* _LIST OF TASKS_
1) Please extract word for word the passage of the post on "Choose Your Own Adventure" books that begins with "Thoughts (Introduction)" and ends with "sci-fi subject matter.)".
2) Continue the post on "Choose Your Own Adventure" books from where it stops.

* _SELECTED EXTRACT_

Friday, October 15, 2010

Thoughts (Introduction)

Do you remember “Choose Your Own Adventure” books?  At the risk of dating myself, they were around when I was little.  They were books that laid out scenarios and storylines, then, at key points, the reader could choose a path to continue the story.  Sort of the first version of interactive role play, I guess.  (That probably explains why most of the ones that I saw were with sci-fi subject matter.)

Even so, I LOVED these books.  They were safe windows where you could see the choices clearly, make a decision, and then follow the chain of events stemming from that decision.  If you were completely anal retentive like I was (and still am), you went back to those decision trees and followed the other choices, to see how things could have played out differently.  Yes, I know that’s cheating, kind of, and life certainly doesn’t give us any do-overs.  I’m sure a therapist could find a connection to my current-day elaborate mind maps when making decisions and commitments, but that’s another topic entirely.

[Stored entries]
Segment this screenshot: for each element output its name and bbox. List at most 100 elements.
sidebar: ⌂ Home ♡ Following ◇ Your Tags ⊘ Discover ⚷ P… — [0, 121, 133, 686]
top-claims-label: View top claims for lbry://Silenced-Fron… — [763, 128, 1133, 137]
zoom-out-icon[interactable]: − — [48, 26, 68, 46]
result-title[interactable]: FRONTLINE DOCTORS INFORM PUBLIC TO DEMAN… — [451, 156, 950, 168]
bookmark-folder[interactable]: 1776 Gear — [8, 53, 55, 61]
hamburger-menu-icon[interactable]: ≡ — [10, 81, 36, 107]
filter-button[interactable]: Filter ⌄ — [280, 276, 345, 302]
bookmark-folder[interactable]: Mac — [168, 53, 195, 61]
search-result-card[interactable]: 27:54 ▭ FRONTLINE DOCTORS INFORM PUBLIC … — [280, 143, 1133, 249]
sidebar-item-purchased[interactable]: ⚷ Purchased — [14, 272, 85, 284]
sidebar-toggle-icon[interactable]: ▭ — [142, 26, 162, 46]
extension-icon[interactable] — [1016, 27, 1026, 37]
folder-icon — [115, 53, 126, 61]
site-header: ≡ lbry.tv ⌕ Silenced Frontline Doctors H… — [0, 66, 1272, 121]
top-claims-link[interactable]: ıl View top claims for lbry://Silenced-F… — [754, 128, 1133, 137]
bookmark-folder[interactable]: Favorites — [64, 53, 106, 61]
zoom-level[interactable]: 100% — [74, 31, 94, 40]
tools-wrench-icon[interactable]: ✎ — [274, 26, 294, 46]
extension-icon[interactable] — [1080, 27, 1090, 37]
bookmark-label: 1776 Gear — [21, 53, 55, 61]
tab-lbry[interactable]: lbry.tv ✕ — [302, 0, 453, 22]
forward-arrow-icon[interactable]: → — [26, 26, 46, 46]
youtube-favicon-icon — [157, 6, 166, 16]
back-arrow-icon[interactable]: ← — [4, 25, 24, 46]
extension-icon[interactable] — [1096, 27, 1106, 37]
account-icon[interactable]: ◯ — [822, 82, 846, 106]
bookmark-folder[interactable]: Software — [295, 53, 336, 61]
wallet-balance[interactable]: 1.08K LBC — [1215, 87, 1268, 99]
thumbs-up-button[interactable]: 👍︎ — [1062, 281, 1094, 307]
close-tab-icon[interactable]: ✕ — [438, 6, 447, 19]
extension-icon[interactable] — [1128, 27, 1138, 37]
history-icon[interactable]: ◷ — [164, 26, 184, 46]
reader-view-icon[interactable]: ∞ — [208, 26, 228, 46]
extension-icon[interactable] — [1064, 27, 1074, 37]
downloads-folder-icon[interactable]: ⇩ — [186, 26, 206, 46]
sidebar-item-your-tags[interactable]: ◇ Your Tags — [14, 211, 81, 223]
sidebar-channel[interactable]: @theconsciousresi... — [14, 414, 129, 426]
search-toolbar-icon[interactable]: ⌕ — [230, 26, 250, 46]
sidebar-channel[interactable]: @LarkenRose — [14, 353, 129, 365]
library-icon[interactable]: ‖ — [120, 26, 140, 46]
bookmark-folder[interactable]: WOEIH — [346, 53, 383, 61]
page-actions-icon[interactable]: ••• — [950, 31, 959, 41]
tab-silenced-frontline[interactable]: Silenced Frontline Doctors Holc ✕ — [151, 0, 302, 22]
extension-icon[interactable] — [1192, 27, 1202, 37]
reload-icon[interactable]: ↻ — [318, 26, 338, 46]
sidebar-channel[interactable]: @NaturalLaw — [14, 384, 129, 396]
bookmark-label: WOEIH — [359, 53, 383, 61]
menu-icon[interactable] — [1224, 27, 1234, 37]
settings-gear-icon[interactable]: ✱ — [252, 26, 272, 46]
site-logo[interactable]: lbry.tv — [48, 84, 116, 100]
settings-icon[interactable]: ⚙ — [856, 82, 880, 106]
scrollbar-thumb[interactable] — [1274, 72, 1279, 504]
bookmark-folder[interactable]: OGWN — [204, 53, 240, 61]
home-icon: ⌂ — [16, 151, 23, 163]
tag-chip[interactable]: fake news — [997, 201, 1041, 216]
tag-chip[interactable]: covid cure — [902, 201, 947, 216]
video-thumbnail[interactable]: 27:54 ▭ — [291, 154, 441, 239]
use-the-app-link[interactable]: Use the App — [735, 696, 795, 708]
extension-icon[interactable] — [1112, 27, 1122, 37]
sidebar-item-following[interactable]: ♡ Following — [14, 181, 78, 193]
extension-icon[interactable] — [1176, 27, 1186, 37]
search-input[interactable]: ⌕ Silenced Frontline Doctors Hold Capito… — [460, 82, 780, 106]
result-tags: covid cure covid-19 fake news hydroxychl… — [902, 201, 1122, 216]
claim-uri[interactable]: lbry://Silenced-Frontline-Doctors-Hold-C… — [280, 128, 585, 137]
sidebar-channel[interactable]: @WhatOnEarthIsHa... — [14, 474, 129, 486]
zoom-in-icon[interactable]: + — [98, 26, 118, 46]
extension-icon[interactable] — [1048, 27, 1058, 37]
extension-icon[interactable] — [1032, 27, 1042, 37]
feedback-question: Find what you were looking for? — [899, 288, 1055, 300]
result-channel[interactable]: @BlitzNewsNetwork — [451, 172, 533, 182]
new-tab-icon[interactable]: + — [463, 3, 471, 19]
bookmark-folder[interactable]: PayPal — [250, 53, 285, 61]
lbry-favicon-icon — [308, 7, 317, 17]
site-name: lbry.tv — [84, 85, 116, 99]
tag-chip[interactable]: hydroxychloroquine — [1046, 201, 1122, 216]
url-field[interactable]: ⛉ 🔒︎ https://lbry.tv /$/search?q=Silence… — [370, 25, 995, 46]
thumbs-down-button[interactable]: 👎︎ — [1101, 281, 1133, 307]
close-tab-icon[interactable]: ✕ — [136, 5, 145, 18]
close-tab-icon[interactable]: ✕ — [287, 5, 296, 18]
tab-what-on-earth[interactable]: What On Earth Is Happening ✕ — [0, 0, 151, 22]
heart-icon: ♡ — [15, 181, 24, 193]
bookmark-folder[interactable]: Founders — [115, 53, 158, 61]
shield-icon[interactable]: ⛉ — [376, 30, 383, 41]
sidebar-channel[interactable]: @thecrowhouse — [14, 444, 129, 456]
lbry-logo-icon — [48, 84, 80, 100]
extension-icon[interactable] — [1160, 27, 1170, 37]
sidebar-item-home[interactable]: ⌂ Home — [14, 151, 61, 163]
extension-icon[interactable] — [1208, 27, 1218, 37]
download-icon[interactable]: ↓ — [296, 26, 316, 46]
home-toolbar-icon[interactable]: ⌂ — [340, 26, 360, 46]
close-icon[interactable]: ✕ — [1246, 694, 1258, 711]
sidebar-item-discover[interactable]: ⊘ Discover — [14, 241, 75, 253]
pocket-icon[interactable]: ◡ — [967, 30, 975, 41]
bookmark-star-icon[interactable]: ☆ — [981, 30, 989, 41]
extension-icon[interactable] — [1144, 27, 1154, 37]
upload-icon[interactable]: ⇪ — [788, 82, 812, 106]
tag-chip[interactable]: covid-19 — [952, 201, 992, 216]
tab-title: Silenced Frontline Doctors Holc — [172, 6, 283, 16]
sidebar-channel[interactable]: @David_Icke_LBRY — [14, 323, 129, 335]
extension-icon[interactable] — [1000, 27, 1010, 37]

* _YOUR RESPONSES_
1)
Thoughts (Introduction)

Do you remember “Choose Your Own Adventure” books?  At the risk of dating myself, they were around when I was little.  They were books that laid out scenarios and storylines, then, at key points, the reader could choose a path to continue the story.  Sort of the first version of interactive role play, I guess.  (That probably explains why most of the ones that I saw were with sci-fi subject matter.)

2)
Anyway, these books gave me a way to put some decision-making notches in my belt without having the *real* experiences.  They taught me to reason things out without the emotional ties to one choice or another.  (How many times have we all made really stupid choices because we really-really wanted the other thing??)

It probably helped that I was young enough when I read them to not make snap judgments or automatically form opinions.  (These books gave me confidence for my later abilities to make snap judgments, so YAY!)  Sadly, my reasoning skills were probably a lot better back then; more black-and-white and less gray.

I ran across some of these books the other day and I started thinking…  How great would it be if you could do that in life, as a grown up?  How would your relationships progress?  What would your behavior look like?  Would you recognize the game-changing decisions –before you had the benefit of hindsight?  Would you be able to objectively review things and make clear decisions?  Would you learn to ACT, instead of to REACT?


Who knows?  So, let’s see!  After all, life is an adventure, or it SHOULD be.  The word “choose” comes from “choice,” so why don’t we try to make better choices?  We can determine if ours is an adventure with a happy ending, or if we turn out to be the scary skeleton that gets found to warn off other adventurers.  I don't think any of us wants to be a cheap prop masquerading as a cautionary tale.